=== EXERCISE INSTRUCTIONS ===
What number of lines in the material contain the word "JSON"? Give that number alone.

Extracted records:
=-=-=

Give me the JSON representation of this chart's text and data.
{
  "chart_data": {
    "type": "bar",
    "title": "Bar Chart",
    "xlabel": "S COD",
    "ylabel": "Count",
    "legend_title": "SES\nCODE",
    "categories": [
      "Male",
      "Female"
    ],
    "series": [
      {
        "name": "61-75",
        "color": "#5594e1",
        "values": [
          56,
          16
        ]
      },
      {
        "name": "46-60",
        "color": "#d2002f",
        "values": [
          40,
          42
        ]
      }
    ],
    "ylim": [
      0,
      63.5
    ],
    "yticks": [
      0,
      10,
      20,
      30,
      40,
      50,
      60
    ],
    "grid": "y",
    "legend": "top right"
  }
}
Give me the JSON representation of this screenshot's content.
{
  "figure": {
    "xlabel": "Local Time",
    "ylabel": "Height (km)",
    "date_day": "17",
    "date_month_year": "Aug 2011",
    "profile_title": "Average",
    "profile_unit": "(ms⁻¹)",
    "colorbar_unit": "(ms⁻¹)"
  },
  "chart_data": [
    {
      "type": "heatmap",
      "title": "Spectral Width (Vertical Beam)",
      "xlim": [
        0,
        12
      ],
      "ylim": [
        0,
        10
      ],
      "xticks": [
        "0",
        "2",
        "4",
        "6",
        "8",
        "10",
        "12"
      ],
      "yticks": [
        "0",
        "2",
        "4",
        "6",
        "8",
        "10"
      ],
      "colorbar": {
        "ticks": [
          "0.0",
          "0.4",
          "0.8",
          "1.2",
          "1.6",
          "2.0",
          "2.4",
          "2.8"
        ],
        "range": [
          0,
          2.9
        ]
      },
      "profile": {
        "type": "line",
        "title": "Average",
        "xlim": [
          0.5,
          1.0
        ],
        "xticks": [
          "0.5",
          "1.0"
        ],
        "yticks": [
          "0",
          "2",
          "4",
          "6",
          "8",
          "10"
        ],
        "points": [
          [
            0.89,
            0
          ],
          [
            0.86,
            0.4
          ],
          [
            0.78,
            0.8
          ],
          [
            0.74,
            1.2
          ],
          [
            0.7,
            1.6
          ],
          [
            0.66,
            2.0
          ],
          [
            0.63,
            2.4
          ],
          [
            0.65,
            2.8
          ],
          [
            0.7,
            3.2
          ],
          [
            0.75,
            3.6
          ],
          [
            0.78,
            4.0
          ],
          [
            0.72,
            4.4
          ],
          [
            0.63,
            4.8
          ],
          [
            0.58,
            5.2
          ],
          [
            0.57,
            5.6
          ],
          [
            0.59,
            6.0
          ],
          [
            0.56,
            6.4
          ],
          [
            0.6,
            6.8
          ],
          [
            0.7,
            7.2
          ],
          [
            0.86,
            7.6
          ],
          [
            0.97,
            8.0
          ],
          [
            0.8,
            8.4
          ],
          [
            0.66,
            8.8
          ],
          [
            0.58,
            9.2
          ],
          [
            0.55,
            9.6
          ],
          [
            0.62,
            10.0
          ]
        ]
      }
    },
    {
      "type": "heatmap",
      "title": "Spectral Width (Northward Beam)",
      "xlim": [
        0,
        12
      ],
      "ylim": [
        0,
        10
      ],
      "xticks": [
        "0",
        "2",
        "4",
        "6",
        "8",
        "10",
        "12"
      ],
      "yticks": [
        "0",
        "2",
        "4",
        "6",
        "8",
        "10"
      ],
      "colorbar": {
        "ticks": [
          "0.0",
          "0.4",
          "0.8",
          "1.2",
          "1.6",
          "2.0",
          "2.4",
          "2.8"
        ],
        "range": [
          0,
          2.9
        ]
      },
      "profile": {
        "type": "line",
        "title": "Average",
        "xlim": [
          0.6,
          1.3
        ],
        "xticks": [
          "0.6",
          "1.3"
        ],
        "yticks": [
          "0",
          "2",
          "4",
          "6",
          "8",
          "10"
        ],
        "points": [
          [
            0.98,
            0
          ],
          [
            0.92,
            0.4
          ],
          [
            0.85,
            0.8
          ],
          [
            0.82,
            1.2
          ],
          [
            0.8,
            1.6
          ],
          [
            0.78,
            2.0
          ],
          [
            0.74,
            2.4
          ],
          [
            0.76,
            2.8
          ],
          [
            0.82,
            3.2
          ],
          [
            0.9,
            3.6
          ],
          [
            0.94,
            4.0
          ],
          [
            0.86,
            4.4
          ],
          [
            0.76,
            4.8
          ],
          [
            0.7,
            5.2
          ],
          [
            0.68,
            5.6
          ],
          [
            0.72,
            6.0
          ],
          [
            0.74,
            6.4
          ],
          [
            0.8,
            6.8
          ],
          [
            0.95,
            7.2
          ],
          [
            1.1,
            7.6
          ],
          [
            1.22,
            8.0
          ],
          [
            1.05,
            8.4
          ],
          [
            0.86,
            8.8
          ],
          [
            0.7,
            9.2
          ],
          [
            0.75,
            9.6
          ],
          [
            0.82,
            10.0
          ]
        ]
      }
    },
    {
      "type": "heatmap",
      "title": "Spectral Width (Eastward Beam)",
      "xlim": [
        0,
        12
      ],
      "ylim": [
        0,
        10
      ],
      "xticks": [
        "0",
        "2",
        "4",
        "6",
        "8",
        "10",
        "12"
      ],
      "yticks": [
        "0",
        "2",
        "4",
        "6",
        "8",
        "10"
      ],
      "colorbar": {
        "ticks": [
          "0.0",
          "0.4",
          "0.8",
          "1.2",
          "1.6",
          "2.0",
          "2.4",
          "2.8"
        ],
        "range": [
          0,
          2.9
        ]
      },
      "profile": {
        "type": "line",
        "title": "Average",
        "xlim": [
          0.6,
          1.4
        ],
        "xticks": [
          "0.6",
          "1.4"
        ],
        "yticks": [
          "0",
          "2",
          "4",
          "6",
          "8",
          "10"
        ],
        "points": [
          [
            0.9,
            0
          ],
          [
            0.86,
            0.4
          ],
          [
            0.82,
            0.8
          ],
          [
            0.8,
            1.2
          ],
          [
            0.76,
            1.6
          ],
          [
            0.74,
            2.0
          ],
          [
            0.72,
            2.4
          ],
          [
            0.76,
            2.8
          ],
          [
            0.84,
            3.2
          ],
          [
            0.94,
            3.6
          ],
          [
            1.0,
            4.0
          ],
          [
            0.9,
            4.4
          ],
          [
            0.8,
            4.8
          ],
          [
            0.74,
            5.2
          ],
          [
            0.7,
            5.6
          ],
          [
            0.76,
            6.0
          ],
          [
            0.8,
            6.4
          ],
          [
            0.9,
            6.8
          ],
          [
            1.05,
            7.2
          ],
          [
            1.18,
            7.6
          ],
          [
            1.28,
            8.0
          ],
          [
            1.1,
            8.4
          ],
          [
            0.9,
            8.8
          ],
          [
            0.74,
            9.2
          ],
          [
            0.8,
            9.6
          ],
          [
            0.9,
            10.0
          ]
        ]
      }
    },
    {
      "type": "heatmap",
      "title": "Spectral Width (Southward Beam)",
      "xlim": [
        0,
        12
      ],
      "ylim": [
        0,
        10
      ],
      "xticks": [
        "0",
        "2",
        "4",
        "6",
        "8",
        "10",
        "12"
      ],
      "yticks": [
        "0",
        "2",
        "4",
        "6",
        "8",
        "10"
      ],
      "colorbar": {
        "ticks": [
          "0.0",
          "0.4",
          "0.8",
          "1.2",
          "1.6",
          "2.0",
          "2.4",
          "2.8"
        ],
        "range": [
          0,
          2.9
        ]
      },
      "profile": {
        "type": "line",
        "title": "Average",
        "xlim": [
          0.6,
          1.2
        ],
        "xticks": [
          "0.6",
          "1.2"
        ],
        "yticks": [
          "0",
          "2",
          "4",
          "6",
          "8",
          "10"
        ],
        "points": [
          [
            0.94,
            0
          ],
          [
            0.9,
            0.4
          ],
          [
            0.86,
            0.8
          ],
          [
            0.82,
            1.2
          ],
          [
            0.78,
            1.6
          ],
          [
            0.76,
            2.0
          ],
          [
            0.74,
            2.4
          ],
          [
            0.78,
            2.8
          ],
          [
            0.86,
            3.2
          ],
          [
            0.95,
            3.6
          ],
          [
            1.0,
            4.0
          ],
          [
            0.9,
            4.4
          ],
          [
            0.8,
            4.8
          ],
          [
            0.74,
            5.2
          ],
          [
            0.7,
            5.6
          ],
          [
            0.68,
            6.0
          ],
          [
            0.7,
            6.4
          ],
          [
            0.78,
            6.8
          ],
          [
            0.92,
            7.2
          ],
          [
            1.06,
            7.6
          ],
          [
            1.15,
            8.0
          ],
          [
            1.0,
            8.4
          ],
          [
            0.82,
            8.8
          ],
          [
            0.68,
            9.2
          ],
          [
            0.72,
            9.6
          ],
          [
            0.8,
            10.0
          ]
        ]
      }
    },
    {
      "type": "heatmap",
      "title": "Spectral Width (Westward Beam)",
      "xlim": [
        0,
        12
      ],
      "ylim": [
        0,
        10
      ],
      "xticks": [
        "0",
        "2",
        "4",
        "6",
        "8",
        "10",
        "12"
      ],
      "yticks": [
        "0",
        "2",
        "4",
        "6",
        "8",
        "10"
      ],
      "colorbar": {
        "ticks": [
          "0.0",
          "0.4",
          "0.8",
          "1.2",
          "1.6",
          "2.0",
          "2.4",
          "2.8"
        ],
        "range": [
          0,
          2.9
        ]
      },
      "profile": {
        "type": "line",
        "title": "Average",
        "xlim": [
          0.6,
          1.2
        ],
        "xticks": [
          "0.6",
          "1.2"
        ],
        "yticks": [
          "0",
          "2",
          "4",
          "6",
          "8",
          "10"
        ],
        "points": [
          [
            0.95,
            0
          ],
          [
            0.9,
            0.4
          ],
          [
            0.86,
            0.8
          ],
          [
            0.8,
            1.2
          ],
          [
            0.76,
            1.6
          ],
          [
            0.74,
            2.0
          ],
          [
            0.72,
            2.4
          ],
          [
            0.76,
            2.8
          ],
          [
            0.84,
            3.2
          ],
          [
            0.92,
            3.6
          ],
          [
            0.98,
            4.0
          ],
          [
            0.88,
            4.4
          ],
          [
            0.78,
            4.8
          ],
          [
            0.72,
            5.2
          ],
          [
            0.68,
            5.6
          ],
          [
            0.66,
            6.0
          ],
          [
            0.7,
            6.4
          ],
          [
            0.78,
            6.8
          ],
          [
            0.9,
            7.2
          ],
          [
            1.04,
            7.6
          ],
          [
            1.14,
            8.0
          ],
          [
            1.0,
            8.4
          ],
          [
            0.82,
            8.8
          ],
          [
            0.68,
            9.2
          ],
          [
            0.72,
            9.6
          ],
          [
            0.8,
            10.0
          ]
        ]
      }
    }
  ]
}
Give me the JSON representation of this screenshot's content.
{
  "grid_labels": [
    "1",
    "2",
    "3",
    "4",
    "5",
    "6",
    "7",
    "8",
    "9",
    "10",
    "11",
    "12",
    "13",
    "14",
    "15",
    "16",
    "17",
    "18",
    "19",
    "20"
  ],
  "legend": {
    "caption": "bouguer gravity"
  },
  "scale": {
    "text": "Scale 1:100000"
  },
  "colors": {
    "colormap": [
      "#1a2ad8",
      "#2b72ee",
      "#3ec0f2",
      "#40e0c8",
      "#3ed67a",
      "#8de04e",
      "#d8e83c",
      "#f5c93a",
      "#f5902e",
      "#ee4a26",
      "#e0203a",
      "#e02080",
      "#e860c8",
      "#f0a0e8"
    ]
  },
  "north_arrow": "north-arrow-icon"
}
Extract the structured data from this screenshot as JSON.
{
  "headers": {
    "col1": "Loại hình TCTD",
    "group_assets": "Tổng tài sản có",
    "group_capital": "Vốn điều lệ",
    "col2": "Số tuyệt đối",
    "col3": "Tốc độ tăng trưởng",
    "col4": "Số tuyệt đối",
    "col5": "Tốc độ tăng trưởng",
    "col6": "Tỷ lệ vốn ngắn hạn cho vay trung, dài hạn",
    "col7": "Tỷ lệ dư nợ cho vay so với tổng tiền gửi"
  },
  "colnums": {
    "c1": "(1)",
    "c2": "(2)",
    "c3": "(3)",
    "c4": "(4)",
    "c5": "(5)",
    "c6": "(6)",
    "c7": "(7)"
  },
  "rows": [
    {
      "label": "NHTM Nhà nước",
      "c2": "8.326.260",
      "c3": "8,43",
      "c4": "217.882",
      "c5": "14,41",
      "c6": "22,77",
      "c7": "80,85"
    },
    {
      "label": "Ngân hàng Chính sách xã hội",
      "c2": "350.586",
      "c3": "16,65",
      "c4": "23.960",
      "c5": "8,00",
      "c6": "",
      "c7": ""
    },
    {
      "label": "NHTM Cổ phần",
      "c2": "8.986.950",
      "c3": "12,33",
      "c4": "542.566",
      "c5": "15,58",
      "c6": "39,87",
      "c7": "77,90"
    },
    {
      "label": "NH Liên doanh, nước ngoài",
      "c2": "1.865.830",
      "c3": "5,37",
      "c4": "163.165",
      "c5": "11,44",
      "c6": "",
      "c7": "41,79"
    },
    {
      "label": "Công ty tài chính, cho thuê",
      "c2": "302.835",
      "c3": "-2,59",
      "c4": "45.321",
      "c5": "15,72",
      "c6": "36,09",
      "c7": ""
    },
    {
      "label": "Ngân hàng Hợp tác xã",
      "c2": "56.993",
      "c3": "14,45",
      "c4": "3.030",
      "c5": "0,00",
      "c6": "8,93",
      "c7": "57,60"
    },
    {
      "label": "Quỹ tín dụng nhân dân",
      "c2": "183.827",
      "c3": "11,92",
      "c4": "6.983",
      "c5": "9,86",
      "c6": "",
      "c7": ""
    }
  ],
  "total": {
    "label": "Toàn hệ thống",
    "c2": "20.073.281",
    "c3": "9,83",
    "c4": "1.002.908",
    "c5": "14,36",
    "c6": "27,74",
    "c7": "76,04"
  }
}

=-=-=

=== WRITTEN ANSWER ===
4